* _TASK DIRECTIONS_
Pull out every line with the word "Surface" from the entries below.

Rows from a figure dataset
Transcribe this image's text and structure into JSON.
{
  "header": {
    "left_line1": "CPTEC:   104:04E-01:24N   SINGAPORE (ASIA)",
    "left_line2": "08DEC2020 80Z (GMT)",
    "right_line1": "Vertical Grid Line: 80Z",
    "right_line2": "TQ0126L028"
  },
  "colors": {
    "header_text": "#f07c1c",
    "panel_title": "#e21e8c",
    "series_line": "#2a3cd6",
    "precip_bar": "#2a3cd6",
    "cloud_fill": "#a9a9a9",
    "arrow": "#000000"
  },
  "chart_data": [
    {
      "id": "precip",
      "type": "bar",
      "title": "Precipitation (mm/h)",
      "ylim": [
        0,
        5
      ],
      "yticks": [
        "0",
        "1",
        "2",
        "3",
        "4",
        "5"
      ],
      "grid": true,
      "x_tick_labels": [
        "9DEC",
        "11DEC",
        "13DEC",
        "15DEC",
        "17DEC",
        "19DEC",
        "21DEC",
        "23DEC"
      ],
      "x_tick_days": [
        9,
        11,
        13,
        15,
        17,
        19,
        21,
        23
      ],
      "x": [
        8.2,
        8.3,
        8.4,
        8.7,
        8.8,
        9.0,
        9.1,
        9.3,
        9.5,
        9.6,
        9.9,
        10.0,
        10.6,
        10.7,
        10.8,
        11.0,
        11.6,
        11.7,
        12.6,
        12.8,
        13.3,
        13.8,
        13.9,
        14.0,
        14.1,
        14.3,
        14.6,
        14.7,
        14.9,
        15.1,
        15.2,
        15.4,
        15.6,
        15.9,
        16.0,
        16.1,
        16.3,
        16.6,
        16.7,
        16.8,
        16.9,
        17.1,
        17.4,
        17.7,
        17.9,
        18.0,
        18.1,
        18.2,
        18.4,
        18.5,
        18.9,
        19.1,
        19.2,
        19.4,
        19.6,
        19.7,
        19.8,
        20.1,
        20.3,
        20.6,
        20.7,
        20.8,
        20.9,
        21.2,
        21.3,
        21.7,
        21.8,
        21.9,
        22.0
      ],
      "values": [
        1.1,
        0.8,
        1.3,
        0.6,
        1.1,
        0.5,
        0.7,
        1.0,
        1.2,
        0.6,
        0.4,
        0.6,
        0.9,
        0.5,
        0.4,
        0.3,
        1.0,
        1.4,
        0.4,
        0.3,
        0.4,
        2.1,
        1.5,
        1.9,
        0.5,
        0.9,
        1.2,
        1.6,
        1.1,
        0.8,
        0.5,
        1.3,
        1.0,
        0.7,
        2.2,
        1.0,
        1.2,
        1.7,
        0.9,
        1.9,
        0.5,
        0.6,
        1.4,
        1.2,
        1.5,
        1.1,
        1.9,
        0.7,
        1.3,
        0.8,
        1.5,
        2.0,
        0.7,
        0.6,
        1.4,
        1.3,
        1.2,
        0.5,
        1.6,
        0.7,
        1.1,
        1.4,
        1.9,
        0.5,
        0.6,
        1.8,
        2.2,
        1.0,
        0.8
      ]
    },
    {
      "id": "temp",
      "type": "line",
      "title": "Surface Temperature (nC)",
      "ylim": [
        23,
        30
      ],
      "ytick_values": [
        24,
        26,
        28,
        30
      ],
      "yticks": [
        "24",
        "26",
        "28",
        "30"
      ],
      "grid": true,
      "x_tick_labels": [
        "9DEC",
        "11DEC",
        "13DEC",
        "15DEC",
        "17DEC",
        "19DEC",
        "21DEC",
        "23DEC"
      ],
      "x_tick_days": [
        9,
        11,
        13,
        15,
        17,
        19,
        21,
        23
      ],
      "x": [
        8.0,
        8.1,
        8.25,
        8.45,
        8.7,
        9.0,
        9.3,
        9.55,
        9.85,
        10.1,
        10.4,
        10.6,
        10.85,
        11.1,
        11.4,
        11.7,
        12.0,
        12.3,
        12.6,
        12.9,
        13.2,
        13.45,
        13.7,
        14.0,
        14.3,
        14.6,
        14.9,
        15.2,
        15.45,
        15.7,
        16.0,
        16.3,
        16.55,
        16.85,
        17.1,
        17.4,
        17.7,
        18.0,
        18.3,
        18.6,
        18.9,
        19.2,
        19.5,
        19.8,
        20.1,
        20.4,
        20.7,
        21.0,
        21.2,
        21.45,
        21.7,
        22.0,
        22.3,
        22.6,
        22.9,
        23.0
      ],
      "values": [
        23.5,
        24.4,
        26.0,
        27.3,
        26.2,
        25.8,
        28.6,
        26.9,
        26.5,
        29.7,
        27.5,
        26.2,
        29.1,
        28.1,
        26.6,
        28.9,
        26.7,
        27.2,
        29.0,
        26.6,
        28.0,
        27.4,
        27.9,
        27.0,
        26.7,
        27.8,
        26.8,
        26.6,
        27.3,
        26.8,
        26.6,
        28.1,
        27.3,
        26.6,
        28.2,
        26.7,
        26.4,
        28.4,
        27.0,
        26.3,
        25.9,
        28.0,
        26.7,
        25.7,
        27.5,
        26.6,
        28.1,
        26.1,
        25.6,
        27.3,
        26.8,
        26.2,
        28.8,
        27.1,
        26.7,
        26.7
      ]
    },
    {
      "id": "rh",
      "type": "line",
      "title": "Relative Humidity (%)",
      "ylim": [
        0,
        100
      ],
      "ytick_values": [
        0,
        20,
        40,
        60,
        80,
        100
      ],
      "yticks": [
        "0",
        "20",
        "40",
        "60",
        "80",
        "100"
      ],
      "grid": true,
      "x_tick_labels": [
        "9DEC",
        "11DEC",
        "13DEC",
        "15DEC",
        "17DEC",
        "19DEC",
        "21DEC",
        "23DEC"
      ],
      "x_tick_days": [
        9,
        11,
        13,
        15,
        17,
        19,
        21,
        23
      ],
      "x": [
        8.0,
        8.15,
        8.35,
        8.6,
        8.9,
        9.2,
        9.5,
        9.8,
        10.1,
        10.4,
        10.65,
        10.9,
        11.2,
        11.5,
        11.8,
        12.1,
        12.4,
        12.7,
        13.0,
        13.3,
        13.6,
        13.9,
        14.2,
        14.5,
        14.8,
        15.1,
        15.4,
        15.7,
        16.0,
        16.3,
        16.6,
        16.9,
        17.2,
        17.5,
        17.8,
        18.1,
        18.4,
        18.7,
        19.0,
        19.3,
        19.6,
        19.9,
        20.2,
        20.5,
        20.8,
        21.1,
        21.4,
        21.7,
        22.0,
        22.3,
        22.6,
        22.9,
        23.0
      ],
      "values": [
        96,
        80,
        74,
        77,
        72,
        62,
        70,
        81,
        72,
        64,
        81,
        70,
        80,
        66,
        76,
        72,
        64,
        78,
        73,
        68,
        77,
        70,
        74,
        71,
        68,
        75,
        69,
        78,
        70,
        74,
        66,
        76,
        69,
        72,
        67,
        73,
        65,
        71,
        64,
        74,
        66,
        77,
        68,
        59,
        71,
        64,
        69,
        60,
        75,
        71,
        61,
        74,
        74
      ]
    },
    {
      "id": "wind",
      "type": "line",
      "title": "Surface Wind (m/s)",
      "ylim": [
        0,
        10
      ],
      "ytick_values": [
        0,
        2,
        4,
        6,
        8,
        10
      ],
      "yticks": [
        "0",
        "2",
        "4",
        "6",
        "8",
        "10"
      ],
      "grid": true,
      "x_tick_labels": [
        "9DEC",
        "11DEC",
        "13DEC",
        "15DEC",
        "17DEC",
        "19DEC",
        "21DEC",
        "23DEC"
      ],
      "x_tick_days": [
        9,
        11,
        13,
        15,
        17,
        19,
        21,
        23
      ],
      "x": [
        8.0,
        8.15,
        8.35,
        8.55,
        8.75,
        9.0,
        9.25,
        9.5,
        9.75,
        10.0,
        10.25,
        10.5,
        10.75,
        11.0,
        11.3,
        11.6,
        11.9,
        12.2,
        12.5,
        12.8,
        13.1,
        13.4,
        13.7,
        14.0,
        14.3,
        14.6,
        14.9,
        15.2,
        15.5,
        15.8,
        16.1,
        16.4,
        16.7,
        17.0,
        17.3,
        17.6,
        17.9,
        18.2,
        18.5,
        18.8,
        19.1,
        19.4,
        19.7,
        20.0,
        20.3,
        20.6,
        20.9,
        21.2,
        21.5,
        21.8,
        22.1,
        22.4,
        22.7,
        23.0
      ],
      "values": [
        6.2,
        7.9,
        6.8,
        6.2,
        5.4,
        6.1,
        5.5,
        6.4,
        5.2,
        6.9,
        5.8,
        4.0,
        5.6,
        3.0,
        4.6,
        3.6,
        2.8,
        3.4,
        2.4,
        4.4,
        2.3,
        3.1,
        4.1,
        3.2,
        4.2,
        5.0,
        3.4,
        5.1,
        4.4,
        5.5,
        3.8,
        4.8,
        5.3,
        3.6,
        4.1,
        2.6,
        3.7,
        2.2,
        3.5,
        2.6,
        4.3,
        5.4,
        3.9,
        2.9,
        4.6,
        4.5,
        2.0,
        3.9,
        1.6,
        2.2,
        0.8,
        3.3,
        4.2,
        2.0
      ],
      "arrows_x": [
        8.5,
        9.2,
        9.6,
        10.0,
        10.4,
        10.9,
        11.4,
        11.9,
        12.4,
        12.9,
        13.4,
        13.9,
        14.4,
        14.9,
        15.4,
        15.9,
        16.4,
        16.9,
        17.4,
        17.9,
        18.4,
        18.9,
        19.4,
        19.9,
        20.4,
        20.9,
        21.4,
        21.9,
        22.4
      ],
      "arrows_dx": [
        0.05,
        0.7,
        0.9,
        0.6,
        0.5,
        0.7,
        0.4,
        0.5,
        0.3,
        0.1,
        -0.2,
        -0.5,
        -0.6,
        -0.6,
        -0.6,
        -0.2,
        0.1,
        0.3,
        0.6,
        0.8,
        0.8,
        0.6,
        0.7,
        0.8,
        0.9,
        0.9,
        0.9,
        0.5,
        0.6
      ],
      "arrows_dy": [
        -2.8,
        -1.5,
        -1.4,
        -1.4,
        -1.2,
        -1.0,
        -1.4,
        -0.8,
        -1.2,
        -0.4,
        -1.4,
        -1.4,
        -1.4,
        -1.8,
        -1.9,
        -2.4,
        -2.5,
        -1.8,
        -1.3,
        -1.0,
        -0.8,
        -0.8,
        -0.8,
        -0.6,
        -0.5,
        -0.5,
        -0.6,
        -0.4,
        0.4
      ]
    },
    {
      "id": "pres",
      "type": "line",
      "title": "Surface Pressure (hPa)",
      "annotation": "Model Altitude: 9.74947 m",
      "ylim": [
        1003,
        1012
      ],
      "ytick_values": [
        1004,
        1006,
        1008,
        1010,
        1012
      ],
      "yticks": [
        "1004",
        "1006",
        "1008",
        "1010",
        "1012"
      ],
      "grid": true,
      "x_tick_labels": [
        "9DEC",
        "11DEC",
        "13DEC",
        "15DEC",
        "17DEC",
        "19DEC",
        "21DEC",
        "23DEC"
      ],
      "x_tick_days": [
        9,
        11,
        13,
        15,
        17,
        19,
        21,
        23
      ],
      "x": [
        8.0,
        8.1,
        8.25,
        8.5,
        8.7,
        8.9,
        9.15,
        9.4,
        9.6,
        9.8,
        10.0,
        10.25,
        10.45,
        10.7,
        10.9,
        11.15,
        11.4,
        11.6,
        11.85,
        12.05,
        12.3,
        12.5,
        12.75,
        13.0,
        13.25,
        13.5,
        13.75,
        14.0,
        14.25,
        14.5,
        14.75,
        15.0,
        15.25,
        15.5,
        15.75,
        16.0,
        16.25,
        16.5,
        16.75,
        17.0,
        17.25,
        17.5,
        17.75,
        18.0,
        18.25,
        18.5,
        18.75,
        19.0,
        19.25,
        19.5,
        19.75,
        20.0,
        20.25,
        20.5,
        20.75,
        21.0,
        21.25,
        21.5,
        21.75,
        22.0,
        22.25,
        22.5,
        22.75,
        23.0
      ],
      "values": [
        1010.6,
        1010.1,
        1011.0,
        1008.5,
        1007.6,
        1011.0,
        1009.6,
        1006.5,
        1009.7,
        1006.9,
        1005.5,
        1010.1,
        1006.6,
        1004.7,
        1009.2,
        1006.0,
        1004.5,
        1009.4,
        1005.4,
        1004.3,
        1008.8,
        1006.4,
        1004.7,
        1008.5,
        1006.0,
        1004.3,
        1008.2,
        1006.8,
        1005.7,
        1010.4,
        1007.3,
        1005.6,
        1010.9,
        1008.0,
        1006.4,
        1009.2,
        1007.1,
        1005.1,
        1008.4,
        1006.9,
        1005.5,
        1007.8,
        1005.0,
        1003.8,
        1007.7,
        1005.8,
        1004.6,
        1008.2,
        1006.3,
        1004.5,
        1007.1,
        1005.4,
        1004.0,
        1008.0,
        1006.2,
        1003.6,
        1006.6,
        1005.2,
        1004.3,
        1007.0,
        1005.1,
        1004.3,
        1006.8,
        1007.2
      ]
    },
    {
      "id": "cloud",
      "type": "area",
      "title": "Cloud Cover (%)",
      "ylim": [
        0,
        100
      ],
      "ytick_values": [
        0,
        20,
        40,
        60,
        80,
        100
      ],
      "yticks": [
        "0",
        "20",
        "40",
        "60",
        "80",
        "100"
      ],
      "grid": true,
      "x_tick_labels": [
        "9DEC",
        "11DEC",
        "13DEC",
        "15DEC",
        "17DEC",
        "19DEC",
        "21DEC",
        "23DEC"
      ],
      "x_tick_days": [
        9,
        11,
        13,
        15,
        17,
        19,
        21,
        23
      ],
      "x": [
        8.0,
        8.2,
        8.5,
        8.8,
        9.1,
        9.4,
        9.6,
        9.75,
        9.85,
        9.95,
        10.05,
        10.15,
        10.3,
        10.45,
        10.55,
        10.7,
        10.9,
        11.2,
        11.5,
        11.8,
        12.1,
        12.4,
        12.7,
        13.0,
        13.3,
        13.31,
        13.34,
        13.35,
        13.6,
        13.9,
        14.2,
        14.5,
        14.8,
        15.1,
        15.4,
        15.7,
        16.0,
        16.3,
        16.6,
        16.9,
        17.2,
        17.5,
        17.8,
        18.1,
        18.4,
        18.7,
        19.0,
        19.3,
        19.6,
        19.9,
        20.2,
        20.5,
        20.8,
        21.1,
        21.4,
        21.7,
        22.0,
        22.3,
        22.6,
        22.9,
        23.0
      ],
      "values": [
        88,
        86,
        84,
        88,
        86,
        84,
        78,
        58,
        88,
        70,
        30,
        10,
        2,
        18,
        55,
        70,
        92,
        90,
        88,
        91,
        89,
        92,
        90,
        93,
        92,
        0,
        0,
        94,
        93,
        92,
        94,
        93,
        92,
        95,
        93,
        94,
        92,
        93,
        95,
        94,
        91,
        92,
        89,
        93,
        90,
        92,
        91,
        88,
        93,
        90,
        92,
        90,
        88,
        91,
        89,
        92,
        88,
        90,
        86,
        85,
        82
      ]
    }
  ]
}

* _PROBLEM SOLUTION_
      "title": "Surface Temperature (nC)",
      "title": "Surface Wind (m/s)",
      "title": "Surface Pressure (hPa)",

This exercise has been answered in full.